_ENTRIES SUPPLIED_.
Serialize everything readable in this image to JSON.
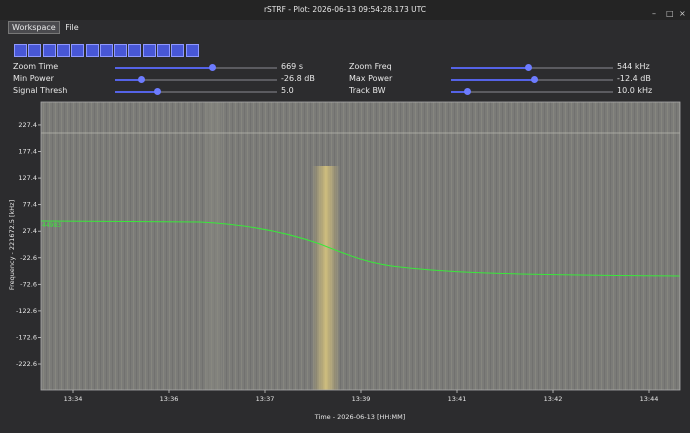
{
  "window": {
    "title": "rSTRF - Plot: 2026-06-13 09:54:28.173 UTC"
  },
  "menu": [
    "Workspace",
    "File"
  ],
  "controls": [
    {
      "label": "Zoom Time",
      "value": "669 s"
    },
    {
      "label": "Min Power",
      "value": "-26.8 dB"
    },
    {
      "label": "Signal Thresh",
      "value": "5.0"
    },
    {
      "label": "Zoom Freq",
      "value": "544 kHz"
    },
    {
      "label": "Max Power",
      "value": "-12.4 dB"
    },
    {
      "label": "Track BW",
      "value": "10.0 kHz"
    }
  ],
  "plot": {
    "ylabel": "Frequency - 221672.5 [kHz]",
    "xlabel": "Time - 2026-06-13 [HH:MM]",
    "ylim": [
      -271.5,
      270.6
    ],
    "yticks": [
      227.4,
      177.4,
      127.4,
      77.4,
      27.4,
      -22.6,
      -72.6,
      -122.6,
      -172.6,
      -222.6
    ],
    "xticks": [
      "13:34",
      "13:36",
      "13:37",
      "13:39",
      "13:41",
      "13:42",
      "13:44"
    ],
    "track_label": "44983"
  }
}
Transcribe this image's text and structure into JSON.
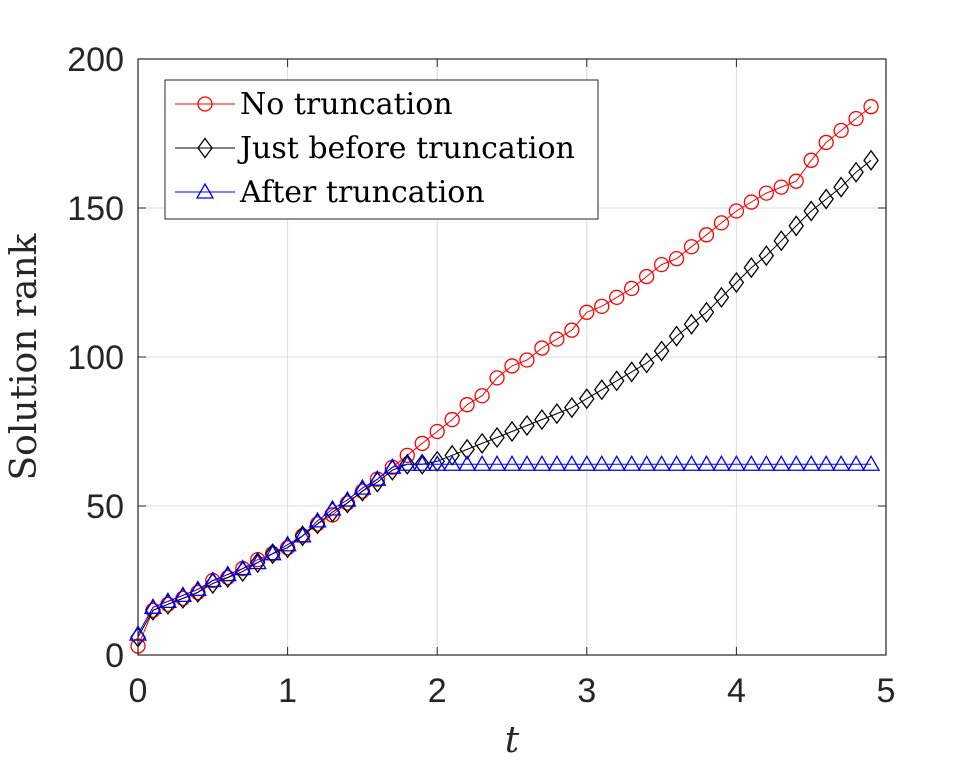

_GOAL OF THE EXERCISE_.
Exclude the pictures. Write out the remaining data exactly.

_EXERCISE ANSWER_.
Serialize everything readable in this image to JSON.
{
  "window": {
    "title": "rSTRF - Plot: 2026-06-13 09:54:28.173 UTC"
  },
  "menu": [
    "Workspace",
    "File"
  ],
  "controls": [
    {
      "label": "Zoom Time",
      "value": "669 s"
    },
    {
      "label": "Min Power",
      "value": "-26.8 dB"
    },
    {
      "label": "Signal Thresh",
      "value": "5.0"
    },
    {
      "label": "Zoom Freq",
      "value": "544 kHz"
    },
    {
      "label": "Max Power",
      "value": "-12.4 dB"
    },
    {
      "label": "Track BW",
      "value": "10.0 kHz"
    }
  ],
  "plot": {
    "ylabel": "Frequency - 221672.5 [kHz]",
    "xlabel": "Time - 2026-06-13 [HH:MM]",
    "ylim": [
      -271.5,
      270.6
    ],
    "yticks": [
      227.4,
      177.4,
      127.4,
      77.4,
      27.4,
      -22.6,
      -72.6,
      -122.6,
      -172.6,
      -222.6
    ],
    "xticks": [
      "13:34",
      "13:36",
      "13:37",
      "13:39",
      "13:41",
      "13:42",
      "13:44"
    ],
    "track_label": "44983"
  }
}
Transcribe this image's text and structure into JSON.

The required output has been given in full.